### [Given task]
Reproduce the records from their start up to and including the line containing "tab-jobs[interactable]: Jobs: [831, 418, 894, 464]".

### [Material provided]
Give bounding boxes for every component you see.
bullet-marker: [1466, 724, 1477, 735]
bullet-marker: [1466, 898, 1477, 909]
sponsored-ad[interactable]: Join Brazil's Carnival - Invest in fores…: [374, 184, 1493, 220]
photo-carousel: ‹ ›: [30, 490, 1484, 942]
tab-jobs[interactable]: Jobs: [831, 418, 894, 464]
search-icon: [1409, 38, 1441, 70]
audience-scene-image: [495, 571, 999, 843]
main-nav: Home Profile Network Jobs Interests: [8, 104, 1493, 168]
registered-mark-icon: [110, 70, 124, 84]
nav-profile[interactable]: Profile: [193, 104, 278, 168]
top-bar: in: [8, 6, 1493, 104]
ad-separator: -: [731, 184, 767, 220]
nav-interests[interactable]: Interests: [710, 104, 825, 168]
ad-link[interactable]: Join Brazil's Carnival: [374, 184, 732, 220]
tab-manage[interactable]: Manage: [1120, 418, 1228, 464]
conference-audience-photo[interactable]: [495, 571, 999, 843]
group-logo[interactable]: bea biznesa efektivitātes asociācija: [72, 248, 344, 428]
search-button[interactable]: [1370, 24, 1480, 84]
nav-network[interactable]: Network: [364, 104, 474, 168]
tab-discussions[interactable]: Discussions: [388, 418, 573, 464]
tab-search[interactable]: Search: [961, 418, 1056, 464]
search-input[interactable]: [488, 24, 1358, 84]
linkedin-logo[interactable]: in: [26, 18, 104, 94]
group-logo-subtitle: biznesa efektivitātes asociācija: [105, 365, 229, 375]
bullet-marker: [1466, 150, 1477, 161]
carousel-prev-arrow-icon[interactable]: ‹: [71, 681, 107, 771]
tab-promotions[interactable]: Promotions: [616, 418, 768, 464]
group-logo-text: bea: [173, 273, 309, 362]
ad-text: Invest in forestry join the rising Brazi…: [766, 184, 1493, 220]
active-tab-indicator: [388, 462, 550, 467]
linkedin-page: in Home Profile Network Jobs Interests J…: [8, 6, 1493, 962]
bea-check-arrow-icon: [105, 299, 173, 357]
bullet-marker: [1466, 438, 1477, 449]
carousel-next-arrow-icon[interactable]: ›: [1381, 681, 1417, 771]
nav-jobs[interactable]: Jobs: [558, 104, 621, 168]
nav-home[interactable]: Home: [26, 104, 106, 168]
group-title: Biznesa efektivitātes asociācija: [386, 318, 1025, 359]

### [Worked solution]
Give bounding boxes for every component you see.
bullet-marker: [1466, 724, 1477, 735]
bullet-marker: [1466, 898, 1477, 909]
sponsored-ad[interactable]: Join Brazil's Carnival - Invest in fores…: [374, 184, 1493, 220]
photo-carousel: ‹ ›: [30, 490, 1484, 942]
tab-jobs[interactable]: Jobs: [831, 418, 894, 464]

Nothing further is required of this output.